EXERCISE BRIEF:
Locate every line in the records below that holds the word "mluvnici" and return each one.

[start DATA PROVIDED]

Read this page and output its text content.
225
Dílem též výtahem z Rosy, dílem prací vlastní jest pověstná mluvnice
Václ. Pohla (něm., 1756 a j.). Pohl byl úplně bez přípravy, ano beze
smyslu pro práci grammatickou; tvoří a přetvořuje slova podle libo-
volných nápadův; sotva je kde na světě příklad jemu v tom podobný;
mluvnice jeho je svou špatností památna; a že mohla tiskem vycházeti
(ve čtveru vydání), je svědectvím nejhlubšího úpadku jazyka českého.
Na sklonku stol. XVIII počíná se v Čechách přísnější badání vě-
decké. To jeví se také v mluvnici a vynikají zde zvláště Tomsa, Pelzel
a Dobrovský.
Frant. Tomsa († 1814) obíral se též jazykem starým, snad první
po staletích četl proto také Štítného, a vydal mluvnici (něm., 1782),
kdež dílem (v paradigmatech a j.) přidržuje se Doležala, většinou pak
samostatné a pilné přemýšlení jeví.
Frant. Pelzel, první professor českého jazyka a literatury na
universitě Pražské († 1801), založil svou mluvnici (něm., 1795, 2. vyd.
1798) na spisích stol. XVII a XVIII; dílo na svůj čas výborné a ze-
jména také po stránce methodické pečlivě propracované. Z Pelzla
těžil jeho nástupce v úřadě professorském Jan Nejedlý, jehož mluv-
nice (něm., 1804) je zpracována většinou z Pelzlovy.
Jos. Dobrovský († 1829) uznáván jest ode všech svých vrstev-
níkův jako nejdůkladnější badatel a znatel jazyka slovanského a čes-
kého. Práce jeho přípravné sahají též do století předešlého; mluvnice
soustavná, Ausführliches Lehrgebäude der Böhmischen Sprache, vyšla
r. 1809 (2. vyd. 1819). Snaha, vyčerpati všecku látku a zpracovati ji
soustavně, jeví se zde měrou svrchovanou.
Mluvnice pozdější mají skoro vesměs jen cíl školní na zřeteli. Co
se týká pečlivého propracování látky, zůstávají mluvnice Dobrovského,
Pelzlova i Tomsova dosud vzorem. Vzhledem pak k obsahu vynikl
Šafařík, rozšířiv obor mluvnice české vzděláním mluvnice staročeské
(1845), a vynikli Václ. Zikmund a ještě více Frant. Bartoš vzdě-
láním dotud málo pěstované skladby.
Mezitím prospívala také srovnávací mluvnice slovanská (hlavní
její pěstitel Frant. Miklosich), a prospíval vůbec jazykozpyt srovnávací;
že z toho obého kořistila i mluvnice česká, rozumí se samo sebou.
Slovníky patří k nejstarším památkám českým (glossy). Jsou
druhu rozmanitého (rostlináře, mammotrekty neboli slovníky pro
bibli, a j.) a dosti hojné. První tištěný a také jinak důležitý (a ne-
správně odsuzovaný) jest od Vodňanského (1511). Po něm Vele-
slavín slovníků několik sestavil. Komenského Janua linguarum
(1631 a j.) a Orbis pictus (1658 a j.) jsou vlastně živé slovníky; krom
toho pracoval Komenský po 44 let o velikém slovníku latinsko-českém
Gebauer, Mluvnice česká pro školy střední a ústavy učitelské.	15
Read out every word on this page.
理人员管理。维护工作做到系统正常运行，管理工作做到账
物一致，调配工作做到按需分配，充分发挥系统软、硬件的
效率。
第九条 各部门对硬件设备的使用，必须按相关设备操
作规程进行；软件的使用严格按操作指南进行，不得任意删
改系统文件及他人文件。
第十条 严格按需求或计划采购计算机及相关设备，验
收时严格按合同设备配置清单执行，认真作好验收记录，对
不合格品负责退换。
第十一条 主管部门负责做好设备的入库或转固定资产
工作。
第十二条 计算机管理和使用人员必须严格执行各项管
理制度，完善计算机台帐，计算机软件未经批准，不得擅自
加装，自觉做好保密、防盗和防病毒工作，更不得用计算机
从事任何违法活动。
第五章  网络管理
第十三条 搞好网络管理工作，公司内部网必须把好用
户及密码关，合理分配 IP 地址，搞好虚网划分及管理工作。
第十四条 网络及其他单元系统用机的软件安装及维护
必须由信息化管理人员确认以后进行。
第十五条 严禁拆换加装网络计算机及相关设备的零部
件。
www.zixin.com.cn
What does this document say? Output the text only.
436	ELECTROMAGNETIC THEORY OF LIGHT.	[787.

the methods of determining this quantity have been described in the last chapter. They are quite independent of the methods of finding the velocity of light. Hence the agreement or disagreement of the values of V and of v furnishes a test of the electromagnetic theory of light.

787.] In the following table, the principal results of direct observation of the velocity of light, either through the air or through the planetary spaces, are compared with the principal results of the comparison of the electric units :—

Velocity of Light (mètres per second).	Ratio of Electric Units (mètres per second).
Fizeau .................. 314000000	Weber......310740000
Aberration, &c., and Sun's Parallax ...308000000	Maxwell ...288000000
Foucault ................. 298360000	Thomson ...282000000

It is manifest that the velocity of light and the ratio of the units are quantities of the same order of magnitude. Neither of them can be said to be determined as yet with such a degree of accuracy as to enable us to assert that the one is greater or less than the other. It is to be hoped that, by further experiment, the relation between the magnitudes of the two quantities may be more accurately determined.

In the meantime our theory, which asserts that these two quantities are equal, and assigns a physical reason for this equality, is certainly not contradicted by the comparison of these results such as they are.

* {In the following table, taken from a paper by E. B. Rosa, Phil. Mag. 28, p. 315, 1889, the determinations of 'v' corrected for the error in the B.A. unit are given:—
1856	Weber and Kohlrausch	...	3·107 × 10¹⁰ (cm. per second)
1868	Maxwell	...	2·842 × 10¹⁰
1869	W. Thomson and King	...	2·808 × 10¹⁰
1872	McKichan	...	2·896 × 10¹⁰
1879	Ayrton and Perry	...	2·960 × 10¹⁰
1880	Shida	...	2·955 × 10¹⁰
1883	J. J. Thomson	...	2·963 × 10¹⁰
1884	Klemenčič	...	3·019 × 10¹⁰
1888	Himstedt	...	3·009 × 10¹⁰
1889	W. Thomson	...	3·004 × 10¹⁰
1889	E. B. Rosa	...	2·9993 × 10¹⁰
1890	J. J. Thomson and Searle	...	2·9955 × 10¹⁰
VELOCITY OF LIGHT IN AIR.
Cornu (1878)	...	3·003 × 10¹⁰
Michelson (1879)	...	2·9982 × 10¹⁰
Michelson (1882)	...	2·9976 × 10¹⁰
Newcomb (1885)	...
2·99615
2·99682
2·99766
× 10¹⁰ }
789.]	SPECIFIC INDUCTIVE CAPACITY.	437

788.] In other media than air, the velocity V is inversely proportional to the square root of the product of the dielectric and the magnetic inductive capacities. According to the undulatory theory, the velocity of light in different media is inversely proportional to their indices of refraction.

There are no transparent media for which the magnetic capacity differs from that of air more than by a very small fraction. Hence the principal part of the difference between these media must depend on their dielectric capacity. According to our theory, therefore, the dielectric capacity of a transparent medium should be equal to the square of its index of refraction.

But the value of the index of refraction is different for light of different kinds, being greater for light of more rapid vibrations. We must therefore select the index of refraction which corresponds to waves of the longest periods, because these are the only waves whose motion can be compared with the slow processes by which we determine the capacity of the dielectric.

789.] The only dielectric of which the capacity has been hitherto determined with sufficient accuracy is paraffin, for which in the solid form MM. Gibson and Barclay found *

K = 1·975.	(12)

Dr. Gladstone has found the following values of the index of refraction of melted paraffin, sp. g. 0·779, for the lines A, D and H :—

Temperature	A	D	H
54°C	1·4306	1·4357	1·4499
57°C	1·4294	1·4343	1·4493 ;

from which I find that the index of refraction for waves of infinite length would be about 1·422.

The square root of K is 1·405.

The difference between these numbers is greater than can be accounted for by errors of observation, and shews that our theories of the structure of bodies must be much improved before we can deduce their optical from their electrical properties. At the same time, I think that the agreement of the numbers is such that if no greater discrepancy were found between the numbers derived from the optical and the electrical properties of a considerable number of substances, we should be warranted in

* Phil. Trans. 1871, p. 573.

[end DATA PROVIDED]

FULL RESPONSE:
decké. To jeví se také v mluvnici a vynikají zde zvláště Tomsa, Pelzel
po staletích četl proto také Štítného, a vydal mluvnici (něm., 1782),
universitě Pražské († 1801), založil svou mluvnici (něm., 1795, 2. vyd.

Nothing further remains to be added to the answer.